November 19, 2008 / 11:53 am • By Dr. Melissa Clouthier

Kathleen Parker revealed her hip happeningness yet again today:

As Republicans sort out the reasons for their defeat, they likely will overlook or dismiss the gorilla in the pulpit.

Three little letters, great big problem: G-O-D.

I’m bathing in holy water as I type.

To be more specific, the evangelical, right-wing, oogedy-boogedy branch of the GOP is what ails the erstwhile conservative party and will continue to afflict and marginalize its constituents if reckoning doesn’t soon cometh.

Simply put: Armband religion is killing the Republican Party. And, the truth — as long as we’re setting ourselves free — is that if one were to eavesdrop on private conversations among the party intelligentsia, one would hear precisely that.

Jonah Goldberg responds by saying, “Quite it Kathleen”:

I don’t know what’s more grating, the quasi-bigotry that has you calling religious Christians low brows, gorillas and oogedy-boogedy types or the bravery-on-the-cheap as you salute — in that winsome way — your own courage for saying what (according to you) needs to be said. Please stop bragging about how courageous you are for weathering a storm of nasty email you invite on yourself by dancing to a liberal tune. You aren’t special for getting nasty email, from the right or the left. You aren’t a martyr smoking your last cigarette. You’re just another columnist, talented and charming to be sure, but just another columnist. You are not Joan of the Op-Ed Page. Perhaps the typical Washington Post reader (or editor) doesn’t understand that. But you should, and most conservatives familiar with these issues can see through what you’re doing.

Besides being patronizing and noting a problem (which has at its core a very debatable premise), Ms. Parker lacks solutions. In part, I agree with her assessment about the God talk, but her obvious prejudice, and that of her media pals is an even bigger problem for Republicans. That is to say, that the description Ms. Parker writes of conservative Christians is a classic caricature and reveals her ignorance of the diversity that makes up that constituency. Because of her narrow-mindedness, she cannot formulate helpful solutions for addressing this typically Republican voting block. Likewise, it is obvious that the Republicans, and the conservative movement generally need to reach other constituencies–ones who tend to vote Democrat.

How?

Perhaps Ms. Parker could gather her formidable wit and way with words and formulate a solution rather than destroy what isn’t really a problem. Dehumanizing, demeaning, and really, demonizing the whole base of the Republican party seems counter-productive for someone who is in the same party. When the foundation crumbles, the house will fall on Ms. Parker, too. Unless, of course, she’s really not part of the house anymore, if she ever was, and has already moved in spirit (and one could say, in body, considering her employer) to another home. If that’s the case, she should admit to herself and to her readers her new home.

David Frum, Kathleen Parker, Chris Buckley, David Brooks and the rest, have become experts at demolition. They need to refocus their efforts and consider what it will take to rebuild their house. Or have they already moved and don’t know it?

* _Request_
List the people the commentary names as having "become experts at demolition." Answer from the commentary alone, without outside knowledge.

* _Data segment_

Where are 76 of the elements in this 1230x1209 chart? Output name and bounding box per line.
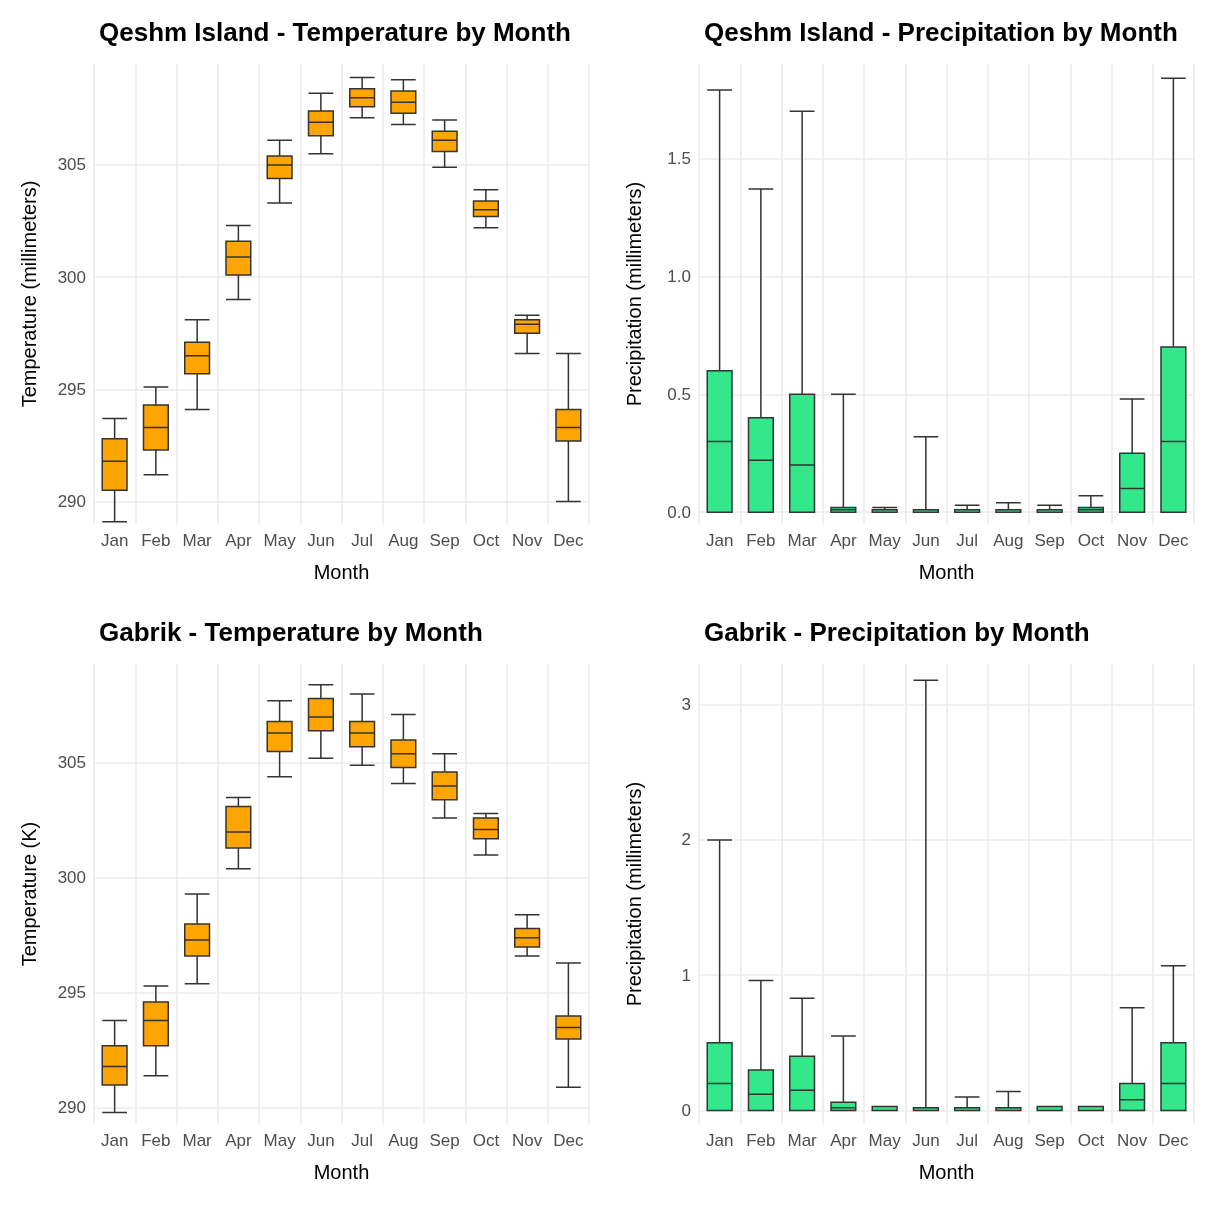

* _Output of the exercise_
David Frum, Kathleen Parker, Chris Buckley, David Brooks